GIVEN REQUEST: Gather every line in the records below that contains the word "want".

——

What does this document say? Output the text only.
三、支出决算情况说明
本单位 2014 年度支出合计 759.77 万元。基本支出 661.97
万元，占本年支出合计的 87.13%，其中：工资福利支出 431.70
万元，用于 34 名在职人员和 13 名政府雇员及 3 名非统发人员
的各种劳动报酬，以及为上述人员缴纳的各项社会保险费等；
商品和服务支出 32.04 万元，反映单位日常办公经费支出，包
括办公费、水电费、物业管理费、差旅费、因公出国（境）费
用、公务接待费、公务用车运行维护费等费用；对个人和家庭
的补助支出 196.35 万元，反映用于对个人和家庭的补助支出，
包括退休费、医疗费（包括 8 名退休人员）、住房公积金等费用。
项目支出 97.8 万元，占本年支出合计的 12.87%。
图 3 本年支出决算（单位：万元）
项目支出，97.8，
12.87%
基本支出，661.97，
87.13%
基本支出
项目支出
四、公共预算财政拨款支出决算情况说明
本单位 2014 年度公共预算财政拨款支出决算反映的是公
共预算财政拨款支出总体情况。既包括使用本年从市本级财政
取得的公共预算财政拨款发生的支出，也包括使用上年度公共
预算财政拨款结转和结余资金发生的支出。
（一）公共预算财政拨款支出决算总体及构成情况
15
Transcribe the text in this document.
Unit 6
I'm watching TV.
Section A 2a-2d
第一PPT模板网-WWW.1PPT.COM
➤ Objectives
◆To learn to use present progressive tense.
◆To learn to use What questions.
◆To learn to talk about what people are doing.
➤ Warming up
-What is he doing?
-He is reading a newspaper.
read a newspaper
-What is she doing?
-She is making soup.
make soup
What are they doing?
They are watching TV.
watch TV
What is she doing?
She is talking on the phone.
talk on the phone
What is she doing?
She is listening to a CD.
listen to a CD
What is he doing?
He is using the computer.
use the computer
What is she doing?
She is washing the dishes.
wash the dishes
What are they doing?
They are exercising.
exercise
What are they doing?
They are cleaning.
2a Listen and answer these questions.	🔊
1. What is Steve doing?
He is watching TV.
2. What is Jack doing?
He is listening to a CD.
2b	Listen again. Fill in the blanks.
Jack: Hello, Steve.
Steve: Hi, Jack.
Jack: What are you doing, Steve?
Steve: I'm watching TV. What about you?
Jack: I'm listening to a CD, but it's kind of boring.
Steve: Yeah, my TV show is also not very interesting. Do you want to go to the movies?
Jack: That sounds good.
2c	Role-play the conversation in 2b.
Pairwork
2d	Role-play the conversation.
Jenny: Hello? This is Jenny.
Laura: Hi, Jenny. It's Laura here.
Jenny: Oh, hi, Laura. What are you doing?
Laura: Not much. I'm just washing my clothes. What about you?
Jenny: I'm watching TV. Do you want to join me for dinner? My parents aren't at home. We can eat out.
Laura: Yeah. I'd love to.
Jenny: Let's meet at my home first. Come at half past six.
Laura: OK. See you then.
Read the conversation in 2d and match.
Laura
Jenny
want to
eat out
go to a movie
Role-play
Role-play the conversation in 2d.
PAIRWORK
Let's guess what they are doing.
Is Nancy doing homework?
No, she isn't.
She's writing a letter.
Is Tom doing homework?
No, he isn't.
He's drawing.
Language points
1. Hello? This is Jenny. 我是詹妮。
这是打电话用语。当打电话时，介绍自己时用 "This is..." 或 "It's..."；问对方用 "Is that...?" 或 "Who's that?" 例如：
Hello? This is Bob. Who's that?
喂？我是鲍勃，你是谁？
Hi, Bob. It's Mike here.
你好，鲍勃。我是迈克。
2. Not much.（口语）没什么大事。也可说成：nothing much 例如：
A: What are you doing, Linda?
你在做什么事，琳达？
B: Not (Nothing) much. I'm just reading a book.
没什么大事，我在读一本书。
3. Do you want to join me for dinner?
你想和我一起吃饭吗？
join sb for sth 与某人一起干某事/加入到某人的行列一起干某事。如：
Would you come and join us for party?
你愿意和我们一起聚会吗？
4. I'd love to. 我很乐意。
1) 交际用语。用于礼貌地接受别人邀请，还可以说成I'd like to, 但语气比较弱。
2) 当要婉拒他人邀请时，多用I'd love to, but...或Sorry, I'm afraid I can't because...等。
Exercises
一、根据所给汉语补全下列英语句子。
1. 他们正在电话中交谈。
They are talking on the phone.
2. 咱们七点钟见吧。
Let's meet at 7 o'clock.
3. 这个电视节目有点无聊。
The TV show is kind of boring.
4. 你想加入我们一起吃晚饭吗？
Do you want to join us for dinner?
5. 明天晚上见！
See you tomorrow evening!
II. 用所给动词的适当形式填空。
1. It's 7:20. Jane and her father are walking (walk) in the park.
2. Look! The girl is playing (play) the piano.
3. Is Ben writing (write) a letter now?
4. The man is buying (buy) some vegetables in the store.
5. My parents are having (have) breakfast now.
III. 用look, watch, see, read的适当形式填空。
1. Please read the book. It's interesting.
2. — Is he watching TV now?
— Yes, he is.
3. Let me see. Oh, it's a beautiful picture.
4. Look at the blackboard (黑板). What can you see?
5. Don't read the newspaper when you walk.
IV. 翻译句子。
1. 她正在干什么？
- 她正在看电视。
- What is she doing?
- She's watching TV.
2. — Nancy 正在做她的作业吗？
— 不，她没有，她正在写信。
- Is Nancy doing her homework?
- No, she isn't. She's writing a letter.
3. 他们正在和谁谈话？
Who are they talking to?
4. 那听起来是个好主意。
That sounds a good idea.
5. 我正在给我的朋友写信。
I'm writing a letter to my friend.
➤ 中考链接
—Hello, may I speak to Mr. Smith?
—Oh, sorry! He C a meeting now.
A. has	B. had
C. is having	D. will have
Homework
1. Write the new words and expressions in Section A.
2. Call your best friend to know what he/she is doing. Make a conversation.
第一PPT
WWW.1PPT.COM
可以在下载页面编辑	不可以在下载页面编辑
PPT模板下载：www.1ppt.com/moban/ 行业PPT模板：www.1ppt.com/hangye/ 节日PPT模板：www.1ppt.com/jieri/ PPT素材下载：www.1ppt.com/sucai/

——

SOLVED EXERCISE:
Steve: Yeah, my TV show is also not very interesting. Do you want to go to the movies?
Jenny: I'm watching TV. Do you want to join me for dinner? My parents aren't at home. We can eat out.
want to
3. Do you want to join me for dinner?
Do you want to join us for dinner?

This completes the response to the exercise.